Exercise goal:
The records are to be restated in their entirety, word for word.
⟨
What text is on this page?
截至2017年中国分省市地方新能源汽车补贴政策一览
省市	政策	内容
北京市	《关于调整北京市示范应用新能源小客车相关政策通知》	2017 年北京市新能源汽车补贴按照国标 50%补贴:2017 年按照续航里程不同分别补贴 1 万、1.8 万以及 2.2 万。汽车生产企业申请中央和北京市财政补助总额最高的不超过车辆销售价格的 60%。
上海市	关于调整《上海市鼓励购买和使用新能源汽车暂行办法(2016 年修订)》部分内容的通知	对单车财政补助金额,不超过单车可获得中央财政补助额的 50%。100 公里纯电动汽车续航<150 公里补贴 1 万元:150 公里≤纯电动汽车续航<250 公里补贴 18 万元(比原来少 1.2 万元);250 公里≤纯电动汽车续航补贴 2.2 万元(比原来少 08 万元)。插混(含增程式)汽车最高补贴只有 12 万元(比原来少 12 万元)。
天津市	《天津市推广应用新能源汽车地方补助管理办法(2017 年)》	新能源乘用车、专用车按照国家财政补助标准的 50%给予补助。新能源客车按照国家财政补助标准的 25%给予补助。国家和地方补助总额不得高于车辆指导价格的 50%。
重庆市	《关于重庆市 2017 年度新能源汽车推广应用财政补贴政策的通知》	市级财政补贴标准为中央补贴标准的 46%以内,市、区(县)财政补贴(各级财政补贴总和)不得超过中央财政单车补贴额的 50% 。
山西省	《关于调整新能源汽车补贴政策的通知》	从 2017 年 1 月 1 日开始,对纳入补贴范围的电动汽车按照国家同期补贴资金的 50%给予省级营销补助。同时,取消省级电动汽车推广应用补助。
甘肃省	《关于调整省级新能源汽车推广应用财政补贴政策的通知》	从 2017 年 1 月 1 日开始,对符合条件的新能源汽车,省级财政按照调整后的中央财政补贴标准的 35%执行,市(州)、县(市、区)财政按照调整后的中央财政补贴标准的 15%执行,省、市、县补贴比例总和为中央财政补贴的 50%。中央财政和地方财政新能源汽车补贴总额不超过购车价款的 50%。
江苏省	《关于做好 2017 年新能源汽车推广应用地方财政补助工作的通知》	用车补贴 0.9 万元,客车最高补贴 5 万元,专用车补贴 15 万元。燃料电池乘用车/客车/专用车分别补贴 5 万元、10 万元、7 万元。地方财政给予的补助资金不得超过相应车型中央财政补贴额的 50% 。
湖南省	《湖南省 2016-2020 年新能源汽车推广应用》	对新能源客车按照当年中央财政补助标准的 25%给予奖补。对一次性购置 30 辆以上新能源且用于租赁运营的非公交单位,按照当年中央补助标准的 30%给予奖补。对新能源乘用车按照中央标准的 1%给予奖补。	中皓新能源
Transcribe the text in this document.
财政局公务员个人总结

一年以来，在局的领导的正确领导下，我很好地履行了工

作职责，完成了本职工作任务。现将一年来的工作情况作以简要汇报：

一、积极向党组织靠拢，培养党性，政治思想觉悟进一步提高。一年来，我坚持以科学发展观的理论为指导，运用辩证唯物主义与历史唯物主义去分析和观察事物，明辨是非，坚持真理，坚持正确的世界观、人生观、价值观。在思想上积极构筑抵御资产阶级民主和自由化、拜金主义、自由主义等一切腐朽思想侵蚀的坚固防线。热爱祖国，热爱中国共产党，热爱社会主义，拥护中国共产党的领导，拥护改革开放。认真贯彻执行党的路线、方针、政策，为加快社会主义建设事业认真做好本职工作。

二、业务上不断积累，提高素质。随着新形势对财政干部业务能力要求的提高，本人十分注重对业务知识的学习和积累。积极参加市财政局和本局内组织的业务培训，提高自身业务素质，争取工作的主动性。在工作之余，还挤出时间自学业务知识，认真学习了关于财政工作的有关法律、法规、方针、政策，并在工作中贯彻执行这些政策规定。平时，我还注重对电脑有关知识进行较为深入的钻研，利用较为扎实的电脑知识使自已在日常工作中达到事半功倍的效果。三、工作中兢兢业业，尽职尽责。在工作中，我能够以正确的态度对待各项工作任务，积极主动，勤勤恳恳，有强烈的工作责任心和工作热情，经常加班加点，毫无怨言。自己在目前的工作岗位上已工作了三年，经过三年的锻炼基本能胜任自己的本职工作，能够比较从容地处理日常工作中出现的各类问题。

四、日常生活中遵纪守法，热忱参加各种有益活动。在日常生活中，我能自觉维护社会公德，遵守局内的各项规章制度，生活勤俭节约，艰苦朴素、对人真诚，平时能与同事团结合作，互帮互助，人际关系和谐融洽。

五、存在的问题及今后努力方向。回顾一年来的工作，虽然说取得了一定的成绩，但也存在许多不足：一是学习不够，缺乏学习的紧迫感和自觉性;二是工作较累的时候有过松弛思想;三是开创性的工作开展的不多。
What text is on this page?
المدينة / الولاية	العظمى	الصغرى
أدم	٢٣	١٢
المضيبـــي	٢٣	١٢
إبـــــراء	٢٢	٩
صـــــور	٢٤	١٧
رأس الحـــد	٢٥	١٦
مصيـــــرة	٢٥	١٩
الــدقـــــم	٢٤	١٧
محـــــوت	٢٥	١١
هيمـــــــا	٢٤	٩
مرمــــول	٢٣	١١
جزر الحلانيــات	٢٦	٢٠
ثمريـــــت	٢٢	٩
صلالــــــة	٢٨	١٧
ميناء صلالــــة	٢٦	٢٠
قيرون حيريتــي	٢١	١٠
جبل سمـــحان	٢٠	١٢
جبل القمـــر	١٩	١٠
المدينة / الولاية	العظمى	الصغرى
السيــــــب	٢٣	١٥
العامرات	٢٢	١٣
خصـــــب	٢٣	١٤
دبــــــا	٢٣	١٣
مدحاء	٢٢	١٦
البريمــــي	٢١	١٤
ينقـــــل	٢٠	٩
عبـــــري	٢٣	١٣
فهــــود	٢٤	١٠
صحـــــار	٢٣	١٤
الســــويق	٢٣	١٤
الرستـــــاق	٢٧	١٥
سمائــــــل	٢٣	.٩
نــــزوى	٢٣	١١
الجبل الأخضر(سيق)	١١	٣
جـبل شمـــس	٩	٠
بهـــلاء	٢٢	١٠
⟩
The result:
What text is on this page?
截至2017年中国分省市地方新能源汽车补贴政策一览
省市	政策	内容
北京市	《关于调整北京市示范应用新能源小客车相关政策通知》	2017 年北京市新能源汽车补贴按照国标 50%补贴:2017 年按照续航里程不同分别补贴 1 万、1.8 万以及 2.2 万。汽车生产企业申请中央和北京市财政补助总额最高的不超过车辆销售价格的 60%。
上海市	关于调整《上海市鼓励购买和使用新能源汽车暂行办法(2016 年修订)》部分内容的通知	对单车财政补助金额,不超过单车可获得中央财政补助额的 50%。100 公里纯电动汽车续航<150 公里补贴 1 万元:150 公里≤纯电动汽车续航<250 公里补贴 18 万元(比原来少 1.2 万元);250 公里≤纯电动汽车续航补贴 2.2 万元(比原来少 08 万元)。插混(含增程式)汽车最高补贴只有 12 万元(比原来少 12 万元)。
天津市	《天津市推广应用新能源汽车地方补助管理办法(2017 年)》	新能源乘用车、专用车按照国家财政补助标准的 50%给予补助。新能源客车按照国家财政补助标准的 25%给予补助。国家和地方补助总额不得高于车辆指导价格的 50%。
重庆市	《关于重庆市 2017 年度新能源汽车推广应用财政补贴政策的通知》	市级财政补贴标准为中央补贴标准的 46%以内,市、区(县)财政补贴(各级财政补贴总和)不得超过中央财政单车补贴额的 50% 。
山西省	《关于调整新能源汽车补贴政策的通知》	从 2017 年 1 月 1 日开始,对纳入补贴范围的电动汽车按照国家同期补贴资金的 50%给予省级营销补助。同时,取消省级电动汽车推广应用补助。
甘肃省	《关于调整省级新能源汽车推广应用财政补贴政策的通知》	从 2017 年 1 月 1 日开始,对符合条件的新能源汽车,省级财政按照调整后的中央财政补贴标准的 35%执行,市(州)、县(市、区)财政按照调整后的中央财政补贴标准的 15%执行,省、市、县补贴比例总和为中央财政补贴的 50%。中央财政和地方财政新能源汽车补贴总额不超过购车价款的 50%。
江苏省	《关于做好 2017 年新能源汽车推广应用地方财政补助工作的通知》	用车补贴 0.9 万元,客车最高补贴 5 万元,专用车补贴 15 万元。燃料电池乘用车/客车/专用车分别补贴 5 万元、10 万元、7 万元。地方财政给予的补助资金不得超过相应车型中央财政补贴额的 50% 。
湖南省	《湖南省 2016-2020 年新能源汽车推广应用》	对新能源客车按照当年中央财政补助标准的 25%给予奖补。对一次性购置 30 辆以上新能源且用于租赁运营的非公交单位,按照当年中央补助标准的 30%给予奖补。对新能源乘用车按照中央标准的 1%给予奖补。	中皓新能源
Transcribe the text in this document.
财政局公务员个人总结

一年以来，在局的领导的正确领导下，我很好地履行了工

作职责，完成了本职工作任务。现将一年来的工作情况作以简要汇报：

一、积极向党组织靠拢，培养党性，政治思想觉悟进一步提高。一年来，我坚持以科学发展观的理论为指导，运用辩证唯物主义与历史唯物主义去分析和观察事物，明辨是非，坚持真理，坚持正确的世界观、人生观、价值观。在思想上积极构筑抵御资产阶级民主和自由化、拜金主义、自由主义等一切腐朽思想侵蚀的坚固防线。热爱祖国，热爱中国共产党，热爱社会主义，拥护中国共产党的领导，拥护改革开放。认真贯彻执行党的路线、方针、政策，为加快社会主义建设事业认真做好本职工作。

二、业务上不断积累，提高素质。随着新形势对财政干部业务能力要求的提高，本人十分注重对业务知识的学习和积累。积极参加市财政局和本局内组织的业务培训，提高自身业务素质，争取工作的主动性。在工作之余，还挤出时间自学业务知识，认真学习了关于财政工作的有关法律、法规、方针、政策，并在工作中贯彻执行这些政策规定。平时，我还注重对电脑有关知识进行较为深入的钻研，利用较为扎实的电脑知识使自已在日常工作中达到事半功倍的效果。三、工作中兢兢业业，尽职尽责。在工作中，我能够以正确的态度对待各项工作任务，积极主动，勤勤恳恳，有强烈的工作责任心和工作热情，经常加班加点，毫无怨言。自己在目前的工作岗位上已工作了三年，经过三年的锻炼基本能胜任自己的本职工作，能够比较从容地处理日常工作中出现的各类问题。

四、日常生活中遵纪守法，热忱参加各种有益活动。在日常生活中，我能自觉维护社会公德，遵守局内的各项规章制度，生活勤俭节约，艰苦朴素、对人真诚，平时能与同事团结合作，互帮互助，人际关系和谐融洽。

五、存在的问题及今后努力方向。回顾一年来的工作，虽然说取得了一定的成绩，但也存在许多不足：一是学习不够，缺乏学习的紧迫感和自觉性;二是工作较累的时候有过松弛思想;三是开创性的工作开展的不多。
What text is on this page?
المدينة / الولاية	العظمى	الصغرى
أدم	٢٣	١٢
المضيبـــي	٢٣	١٢
إبـــــراء	٢٢	٩
صـــــور	٢٤	١٧
رأس الحـــد	٢٥	١٦
مصيـــــرة	٢٥	١٩
الــدقـــــم	٢٤	١٧
محـــــوت	٢٥	١١
هيمـــــــا	٢٤	٩
مرمــــول	٢٣	١١
جزر الحلانيــات	٢٦	٢٠
ثمريـــــت	٢٢	٩
صلالــــــة	٢٨	١٧
ميناء صلالــــة	٢٦	٢٠
قيرون حيريتــي	٢١	١٠
جبل سمـــحان	٢٠	١٢
جبل القمـــر	١٩	١٠
المدينة / الولاية	العظمى	الصغرى
السيــــــب	٢٣	١٥
العامرات	٢٢	١٣
خصـــــب	٢٣	١٤
دبــــــا	٢٣	١٣
مدحاء	٢٢	١٦
البريمــــي	٢١	١٤
ينقـــــل	٢٠	٩
عبـــــري	٢٣	١٣
فهــــود	٢٤	١٠
صحـــــار	٢٣	١٤
الســــويق	٢٣	١٤
الرستـــــاق	٢٧	١٥
سمائــــــل	٢٣	.٩
نــــزوى	٢٣	١١
الجبل الأخضر(سيق)	١١	٣
جـبل شمـــس	٩	٠
بهـــلاء	٢٢	١٠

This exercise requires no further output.